- _Problem details_
Would you pull out every line of the material that contains the string "version"?

Records from a dataset
* * * *
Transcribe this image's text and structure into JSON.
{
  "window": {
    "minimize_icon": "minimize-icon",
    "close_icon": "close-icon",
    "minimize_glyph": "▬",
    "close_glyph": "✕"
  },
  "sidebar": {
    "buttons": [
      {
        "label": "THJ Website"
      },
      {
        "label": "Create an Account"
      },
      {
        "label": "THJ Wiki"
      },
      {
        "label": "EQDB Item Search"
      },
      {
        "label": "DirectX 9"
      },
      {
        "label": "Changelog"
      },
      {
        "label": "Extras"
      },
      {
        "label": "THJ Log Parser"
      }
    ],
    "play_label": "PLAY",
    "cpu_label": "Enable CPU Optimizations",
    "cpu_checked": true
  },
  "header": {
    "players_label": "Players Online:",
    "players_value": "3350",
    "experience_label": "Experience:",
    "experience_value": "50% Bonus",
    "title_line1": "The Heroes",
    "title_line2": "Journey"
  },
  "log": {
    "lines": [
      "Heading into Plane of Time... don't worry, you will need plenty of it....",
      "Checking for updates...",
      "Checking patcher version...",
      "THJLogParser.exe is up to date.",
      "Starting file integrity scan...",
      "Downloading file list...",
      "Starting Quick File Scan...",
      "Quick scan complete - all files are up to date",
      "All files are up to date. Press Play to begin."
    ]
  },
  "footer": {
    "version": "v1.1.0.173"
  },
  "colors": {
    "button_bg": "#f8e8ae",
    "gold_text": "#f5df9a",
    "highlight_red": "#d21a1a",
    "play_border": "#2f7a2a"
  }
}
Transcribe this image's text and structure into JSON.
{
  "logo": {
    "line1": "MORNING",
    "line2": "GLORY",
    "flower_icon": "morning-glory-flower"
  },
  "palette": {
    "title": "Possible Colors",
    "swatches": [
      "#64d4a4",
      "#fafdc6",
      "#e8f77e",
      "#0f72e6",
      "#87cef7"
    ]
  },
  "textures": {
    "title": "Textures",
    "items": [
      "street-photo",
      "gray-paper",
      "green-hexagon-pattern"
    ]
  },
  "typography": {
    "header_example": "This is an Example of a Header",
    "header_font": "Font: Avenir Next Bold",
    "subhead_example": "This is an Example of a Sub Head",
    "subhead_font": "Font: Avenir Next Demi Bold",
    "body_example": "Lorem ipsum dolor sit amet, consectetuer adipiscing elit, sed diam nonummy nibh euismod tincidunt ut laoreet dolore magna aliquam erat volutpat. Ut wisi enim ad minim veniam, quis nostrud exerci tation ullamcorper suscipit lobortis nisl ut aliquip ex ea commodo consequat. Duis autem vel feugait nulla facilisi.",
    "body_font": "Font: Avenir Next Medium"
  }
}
* * * *
- _Written answer_
      "Checking patcher version...",
    "version": "v1.1.0.173"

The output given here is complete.